### Aim
Transcribe the records below exactly as they appear, omitting any pictures.

Source data
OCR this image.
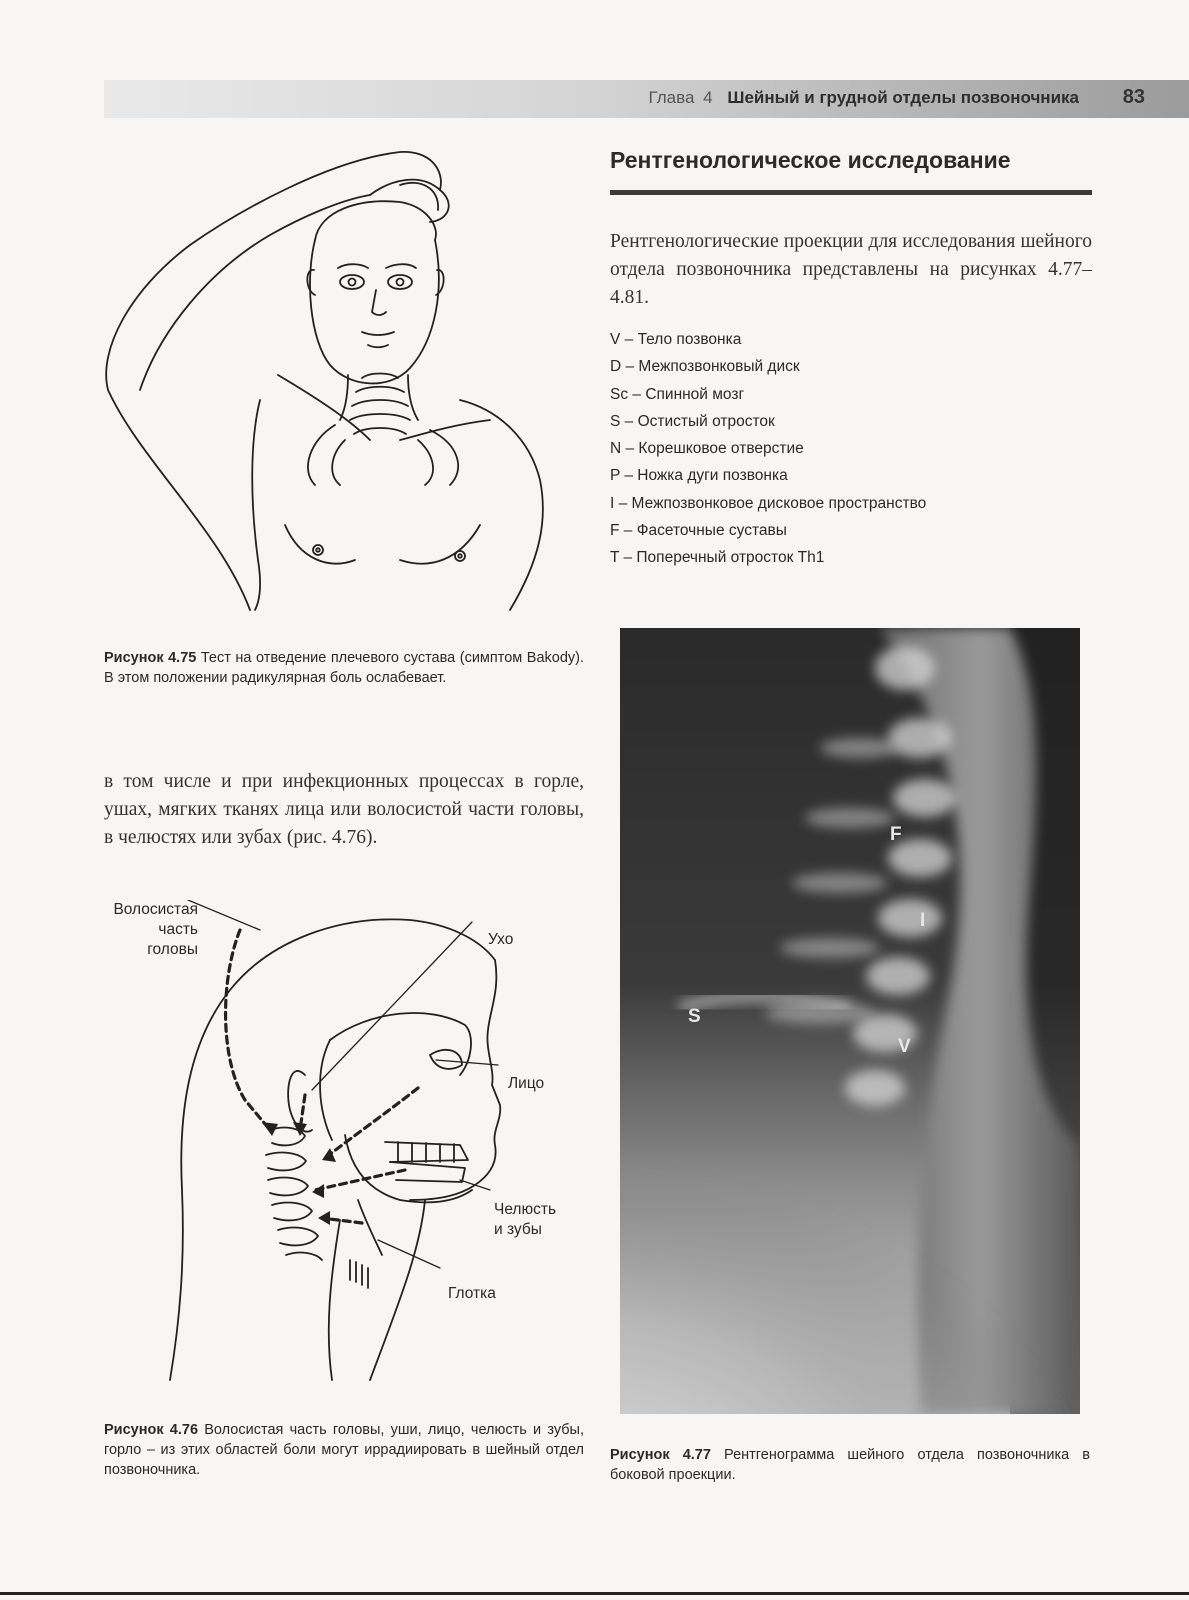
Глава 4 Шейный и грудной отделы позвоночника 83
Рисунок 4.75 Тест на отведение плечевого сустава (симптом Bakody). В этом положении радикулярная боль ослабевает.
в том числе и при инфекционных процессах в горле, ушах, мягких тканях лица или волосистой части головы, в челюстях или зубах (рис. 4.76).
Волосистая
часть
головы
Ухо
Лицо
Челюсть
и зубы
Глотка
Рисунок 4.76 Волосистая часть головы, уши, лицо, челюсть и зубы, горло – из этих областей боли могут иррадиировать в шейный отдел позвоночника.
Рентгенологическое исследование
Рентгенологические проекции для исследования шейного отдела позвоночника представлены на рисунках 4.77–4.81.
V – Тело позвонка
D – Межпозвонковый диск
Sc – Спинной мозг
S – Остистый отросток
N – Корешковое отверстие
P – Ножка дуги позвонка
I – Межпозвонковое дисковое пространство
F – Фасеточные суставы
T – Поперечный отросток Th1
F
I
S
V
Рисунок 4.77 Рентгенограмма шейного отдела позвоночника в боковой проекции.
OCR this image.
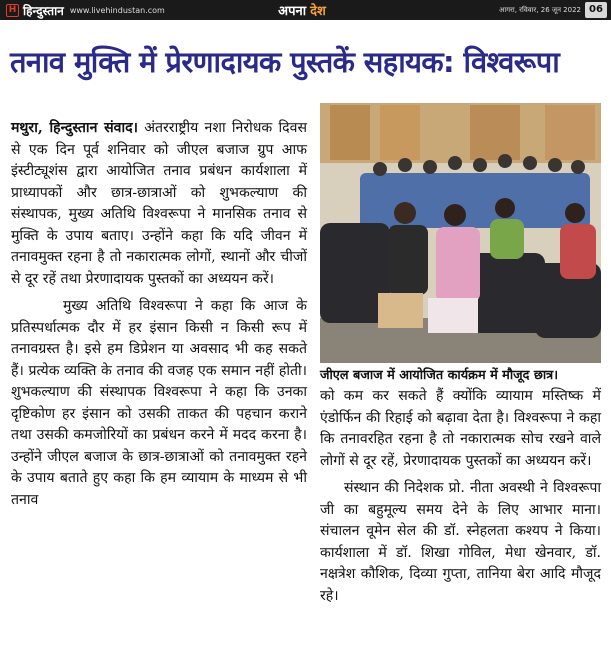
H हिन्दुस्तान www.livehindustan.com	अपना देश	आगरा, रविवार, 26 जून 2022 06
तनाव मुक्ति में प्रेरणादायक पुस्तकें सहायक: विश्वरूपा

मथुरा, हिन्दुस्तान संवाद। अंतरराष्ट्रीय नशा निरोधक दिवस से एक दिन पूर्व शनिवार को जीएल बजाज ग्रुप आफ इंस्टीट्यूशंस द्वारा आयोजित तनाव प्रबंधन कार्यशाला में प्राध्यापकों और छात्र-छात्राओं को शुभकल्याण की संस्थापक, मुख्य अतिथि विश्वरूपा ने मानसिक तनाव से मुक्ति के उपाय बताए। उन्होंने कहा कि यदि जीवन में तनावमुक्त रहना है तो नकारात्मक लोगों, स्थानों और चीजों से दूर रहें तथा प्रेरणादायक पुस्तकों का अध्ययन करें।

मुख्य अतिथि विश्वरूपा ने कहा कि आज के प्रतिस्पर्धात्मक दौर में हर इंसान किसी न किसी रूप में तनावग्रस्त है। इसे हम डिप्रेशन या अवसाद भी कह सकते हैं। प्रत्येक व्यक्ति के तनाव की वजह एक समान नहीं होती। शुभकल्याण की संस्थापक विश्वरूपा ने कहा कि उनका दृष्टिकोण हर इंसान को उसकी ताकत की पहचान कराने तथा उसकी कमजोरियों का प्रबंधन करने में मदद करना है। उन्होंने जीएल बजाज के छात्र-छात्राओं को तनावमुक्त रहने के उपाय बताते हुए कहा कि हम व्यायाम के माध्यम से भी तनाव

जीएल बजाज में आयोजित कार्यक्रम में मौजूद छात्र।

को कम कर सकते हैं क्योंकि व्यायाम मस्तिष्क में एंडोर्फिन की रिहाई को बढ़ावा देता है। विश्वरूपा ने कहा कि तनावरहित रहना है तो नकारात्मक सोच रखने वाले लोगों से दूर रहें, प्रेरणादायक पुस्तकों का अध्ययन करें।

संस्थान की निदेशक प्रो. नीता अवस्थी ने विश्वरूपा जी का बहुमूल्य समय देने के लिए आभार माना। संचालन वूमेन सेल की डॉ. स्नेहलता कश्यप ने किया। कार्यशाला में डॉ. शिखा गोविल, मेधा खेनवार, डॉ. नक्षत्रेश कौशिक, दिव्या गुप्ता, तानिया बेरा आदि मौजूद रहे।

### Exercise answer
OCR this image.
Глава 4 Шейный и грудной отделы позвоночника 83
Рисунок 4.75 Тест на отведение плечевого сустава (симптом Bakody). В этом положении радикулярная боль ослабевает.
в том числе и при инфекционных процессах в горле, ушах, мягких тканях лица или волосистой части головы, в челюстях или зубах (рис. 4.76).
Волосистая
часть
головы
Ухо
Лицо
Челюсть
и зубы
Глотка
Рисунок 4.76 Волосистая часть головы, уши, лицо, челюсть и зубы, горло – из этих областей боли могут иррадиировать в шейный отдел позвоночника.
Рентгенологическое исследование
Рентгенологические проекции для исследования шейного отдела позвоночника представлены на рисунках 4.77–4.81.
V – Тело позвонка
D – Межпозвонковый диск
Sc – Спинной мозг
S – Остистый отросток
N – Корешковое отверстие
P – Ножка дуги позвонка
I – Межпозвонковое дисковое пространство
F – Фасеточные суставы
T – Поперечный отросток Th1
F
I
S
V
Рисунок 4.77 Рентгенограмма шейного отдела позвоночника в боковой проекции.
OCR this image.
H हिन्दुस्तान www.livehindustan.com	अपना देश	आगरा, रविवार, 26 जून 2022 06
तनाव मुक्ति में प्रेरणादायक पुस्तकें सहायक: विश्वरूपा

मथुरा, हिन्दुस्तान संवाद। अंतरराष्ट्रीय नशा निरोधक दिवस से एक दिन पूर्व शनिवार को जीएल बजाज ग्रुप आफ इंस्टीट्यूशंस द्वारा आयोजित तनाव प्रबंधन कार्यशाला में प्राध्यापकों और छात्र-छात्राओं को शुभकल्याण की संस्थापक, मुख्य अतिथि विश्वरूपा ने मानसिक तनाव से मुक्ति के उपाय बताए। उन्होंने कहा कि यदि जीवन में तनावमुक्त रहना है तो नकारात्मक लोगों, स्थानों और चीजों से दूर रहें तथा प्रेरणादायक पुस्तकों का अध्ययन करें।

मुख्य अतिथि विश्वरूपा ने कहा कि आज के प्रतिस्पर्धात्मक दौर में हर इंसान किसी न किसी रूप में तनावग्रस्त है। इसे हम डिप्रेशन या अवसाद भी कह सकते हैं। प्रत्येक व्यक्ति के तनाव की वजह एक समान नहीं होती। शुभकल्याण की संस्थापक विश्वरूपा ने कहा कि उनका दृष्टिकोण हर इंसान को उसकी ताकत की पहचान कराने तथा उसकी कमजोरियों का प्रबंधन करने में मदद करना है। उन्होंने जीएल बजाज के छात्र-छात्राओं को तनावमुक्त रहने के उपाय बताते हुए कहा कि हम व्यायाम के माध्यम से भी तनाव

जीएल बजाज में आयोजित कार्यक्रम में मौजूद छात्र।

को कम कर सकते हैं क्योंकि व्यायाम मस्तिष्क में एंडोर्फिन की रिहाई को बढ़ावा देता है। विश्वरूपा ने कहा कि तनावरहित रहना है तो नकारात्मक सोच रखने वाले लोगों से दूर रहें, प्रेरणादायक पुस्तकों का अध्ययन करें।

संस्थान की निदेशक प्रो. नीता अवस्थी ने विश्वरूपा जी का बहुमूल्य समय देने के लिए आभार माना। संचालन वूमेन सेल की डॉ. स्नेहलता कश्यप ने किया। कार्यशाला में डॉ. शिखा गोविल, मेधा खेनवार, डॉ. नक्षत्रेश कौशिक, दिव्या गुप्ता, तानिया बेरा आदि मौजूद रहे।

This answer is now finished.